> **WHAT YOU HAVE TO DO**
Go through the entries below and collect each line with the string "this" in it.

Stored data:
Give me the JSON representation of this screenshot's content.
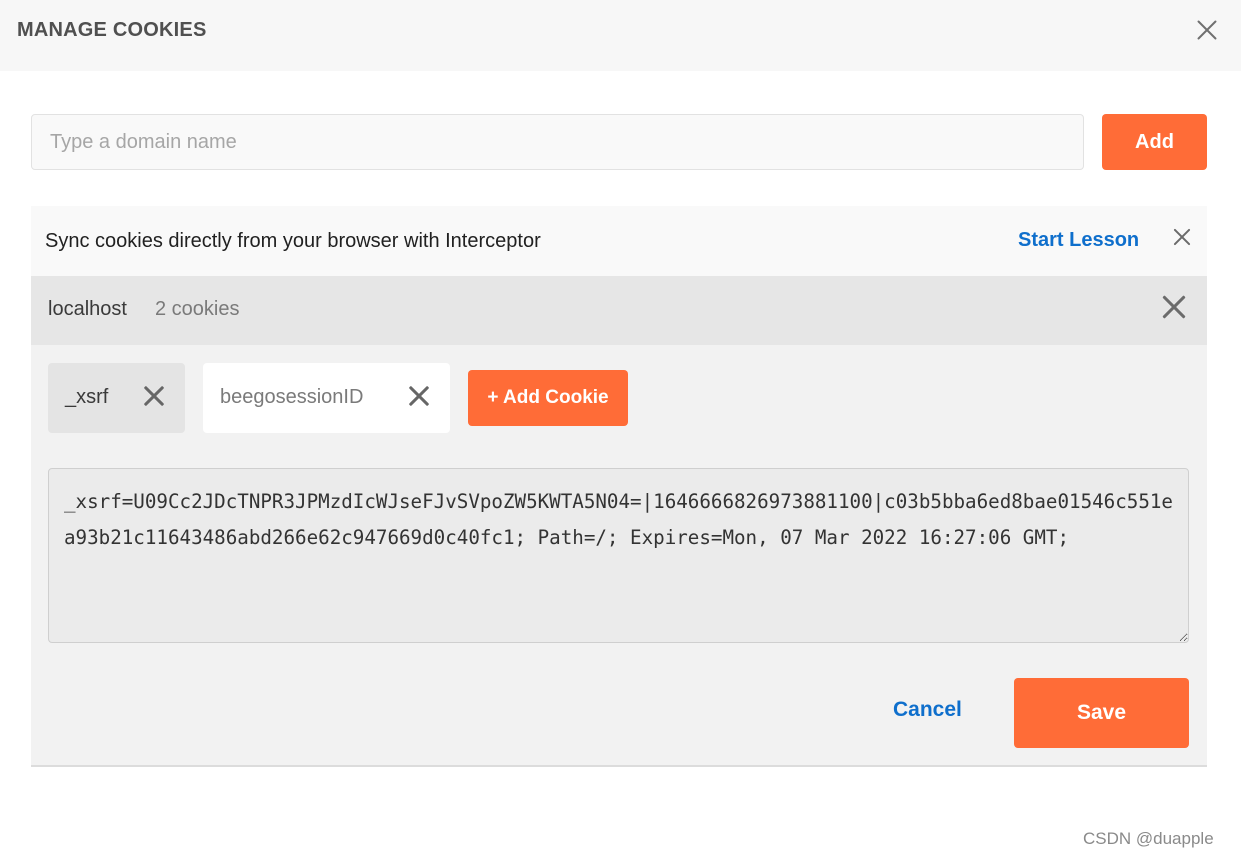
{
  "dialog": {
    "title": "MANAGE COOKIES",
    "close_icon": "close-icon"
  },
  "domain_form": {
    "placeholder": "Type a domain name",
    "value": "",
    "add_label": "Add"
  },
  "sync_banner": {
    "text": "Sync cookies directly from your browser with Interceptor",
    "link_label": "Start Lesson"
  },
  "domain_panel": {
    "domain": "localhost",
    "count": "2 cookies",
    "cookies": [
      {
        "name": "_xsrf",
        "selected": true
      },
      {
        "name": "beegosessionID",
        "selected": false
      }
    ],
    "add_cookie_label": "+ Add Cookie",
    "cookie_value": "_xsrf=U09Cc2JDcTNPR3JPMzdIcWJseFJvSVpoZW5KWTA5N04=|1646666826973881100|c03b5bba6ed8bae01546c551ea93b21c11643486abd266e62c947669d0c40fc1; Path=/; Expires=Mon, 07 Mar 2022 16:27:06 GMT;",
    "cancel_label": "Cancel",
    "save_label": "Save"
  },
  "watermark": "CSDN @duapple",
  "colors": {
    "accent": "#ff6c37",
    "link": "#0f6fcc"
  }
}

...

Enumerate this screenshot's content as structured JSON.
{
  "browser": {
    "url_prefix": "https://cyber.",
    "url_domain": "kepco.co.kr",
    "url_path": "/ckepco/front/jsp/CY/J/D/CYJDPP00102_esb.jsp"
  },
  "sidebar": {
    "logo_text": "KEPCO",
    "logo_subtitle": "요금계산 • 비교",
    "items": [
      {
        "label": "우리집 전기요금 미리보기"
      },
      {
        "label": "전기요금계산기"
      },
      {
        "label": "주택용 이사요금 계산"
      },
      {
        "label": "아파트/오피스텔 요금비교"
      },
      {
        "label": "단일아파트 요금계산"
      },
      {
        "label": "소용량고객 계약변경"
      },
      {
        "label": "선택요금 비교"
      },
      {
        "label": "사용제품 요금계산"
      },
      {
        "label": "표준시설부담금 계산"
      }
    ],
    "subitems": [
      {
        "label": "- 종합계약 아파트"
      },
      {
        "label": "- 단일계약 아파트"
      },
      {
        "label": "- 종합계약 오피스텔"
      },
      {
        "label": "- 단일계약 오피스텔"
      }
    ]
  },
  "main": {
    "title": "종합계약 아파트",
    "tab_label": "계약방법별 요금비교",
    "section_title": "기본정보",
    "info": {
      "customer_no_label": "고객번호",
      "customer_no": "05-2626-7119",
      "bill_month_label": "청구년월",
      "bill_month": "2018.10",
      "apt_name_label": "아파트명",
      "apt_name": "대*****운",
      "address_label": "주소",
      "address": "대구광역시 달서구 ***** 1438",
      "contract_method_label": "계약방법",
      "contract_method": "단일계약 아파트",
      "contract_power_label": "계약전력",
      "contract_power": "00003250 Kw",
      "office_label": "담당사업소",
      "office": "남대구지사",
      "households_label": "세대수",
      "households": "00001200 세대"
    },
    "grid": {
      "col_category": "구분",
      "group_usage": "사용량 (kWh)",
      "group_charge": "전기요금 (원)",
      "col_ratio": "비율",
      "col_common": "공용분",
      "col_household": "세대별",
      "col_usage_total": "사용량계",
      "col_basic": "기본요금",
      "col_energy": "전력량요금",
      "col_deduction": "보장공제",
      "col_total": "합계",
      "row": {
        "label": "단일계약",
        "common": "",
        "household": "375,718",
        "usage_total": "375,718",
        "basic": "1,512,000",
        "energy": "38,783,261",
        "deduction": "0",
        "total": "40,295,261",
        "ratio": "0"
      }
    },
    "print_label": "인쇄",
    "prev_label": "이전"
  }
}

> **REPLY TO THE TASK**
Give me the JSON representation of this screenshot's content.
Enumerate this screenshot's content as structured JSON.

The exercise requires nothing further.